Exercise inputs:
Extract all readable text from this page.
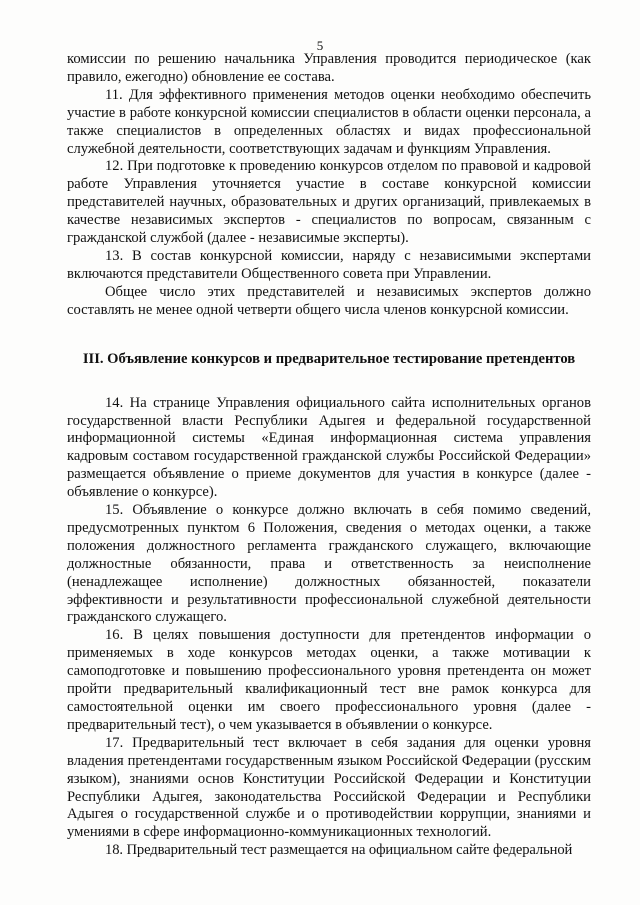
5

комиссии по решению начальника Управления проводится периодическое (как правило, ежегодно) обновление ее состава.

11. Для эффективного применения методов оценки необходимо обеспечить участие в работе конкурсной комиссии специалистов в области оценки персонала, а также специалистов в определенных областях и видах профессиональной служебной деятельности, соответствующих задачам и функциям Управления.

12. При подготовке к проведению конкурсов отделом по правовой и кадровой работе Управления уточняется участие в составе конкурсной комиссии представителей научных, образовательных и других организаций, привлекаемых в качестве независимых экспертов - специалистов по вопросам, связанным с гражданской службой (далее - независимые эксперты).

13. В состав конкурсной комиссии, наряду с независимыми экспертами включаются представители Общественного совета при Управлении.

Общее число этих представителей и независимых экспертов должно составлять не менее одной четверти общего числа членов конкурсной комиссии.

III. Объявление конкурсов и предварительное тестирование претендентов

14. На странице Управления официального сайта исполнительных органов государственной власти Республики Адыгея и федеральной государственной информационной системы «Единая информационная система управления кадровым составом государственной гражданской службы Российской Федерации» размещается объявление о приеме документов для участия в конкурсе (далее - объявление о конкурсе).

15. Объявление о конкурсе должно включать в себя помимо сведений, предусмотренных пунктом 6 Положения, сведения о методах оценки, а также положения должностного регламента гражданского служащего, включающие должностные обязанности, права и ответственность за неисполнение (ненадлежащее исполнение) должностных обязанностей, показатели эффективности и результативности профессиональной служебной деятельности гражданского служащего.

16. В целях повышения доступности для претендентов информации о применяемых в ходе конкурсов методах оценки, а также мотивации к самоподготовке и повышению профессионального уровня претендента он может пройти предварительный квалификационный тест вне рамок конкурса для самостоятельной оценки им своего профессионального уровня (далее - предварительный тест), о чем указывается в объявлении о конкурсе.

17. Предварительный тест включает в себя задания для оценки уровня владения претендентами государственным языком Российской Федерации (русским языком), знаниями основ Конституции Российской Федерации и Конституции Республики Адыгея, законодательства Российской Федерации и Республики Адыгея о государственной службе и о противодействии коррупции, знаниями и умениями в сфере информационно-коммуникационных технологий.

18. Предварительный тест размещается на официальном сайте федеральной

What you are asked to do: Make a verbatim copy of all the entries and strip out the pictures.

The completed task:
Extract all readable text from this page.
5

комиссии по решению начальника Управления проводится периодическое (как правило, ежегодно) обновление ее состава.

11. Для эффективного применения методов оценки необходимо обеспечить участие в работе конкурсной комиссии специалистов в области оценки персонала, а также специалистов в определенных областях и видах профессиональной служебной деятельности, соответствующих задачам и функциям Управления.

12. При подготовке к проведению конкурсов отделом по правовой и кадровой работе Управления уточняется участие в составе конкурсной комиссии представителей научных, образовательных и других организаций, привлекаемых в качестве независимых экспертов - специалистов по вопросам, связанным с гражданской службой (далее - независимые эксперты).

13. В состав конкурсной комиссии, наряду с независимыми экспертами включаются представители Общественного совета при Управлении.

Общее число этих представителей и независимых экспертов должно составлять не менее одной четверти общего числа членов конкурсной комиссии.

III. Объявление конкурсов и предварительное тестирование претендентов

14. На странице Управления официального сайта исполнительных органов государственной власти Республики Адыгея и федеральной государственной информационной системы «Единая информационная система управления кадровым составом государственной гражданской службы Российской Федерации» размещается объявление о приеме документов для участия в конкурсе (далее - объявление о конкурсе).

15. Объявление о конкурсе должно включать в себя помимо сведений, предусмотренных пунктом 6 Положения, сведения о методах оценки, а также положения должностного регламента гражданского служащего, включающие должностные обязанности, права и ответственность за неисполнение (ненадлежащее исполнение) должностных обязанностей, показатели эффективности и результативности профессиональной служебной деятельности гражданского служащего.

16. В целях повышения доступности для претендентов информации о применяемых в ходе конкурсов методах оценки, а также мотивации к самоподготовке и повышению профессионального уровня претендента он может пройти предварительный квалификационный тест вне рамок конкурса для самостоятельной оценки им своего профессионального уровня (далее - предварительный тест), о чем указывается в объявлении о конкурсе.

17. Предварительный тест включает в себя задания для оценки уровня владения претендентами государственным языком Российской Федерации (русским языком), знаниями основ Конституции Российской Федерации и Конституции Республики Адыгея, законодательства Российской Федерации и Республики Адыгея о государственной службе и о противодействии коррупции, знаниями и умениями в сфере информационно-коммуникационных технологий.

18. Предварительный тест размещается на официальном сайте федеральной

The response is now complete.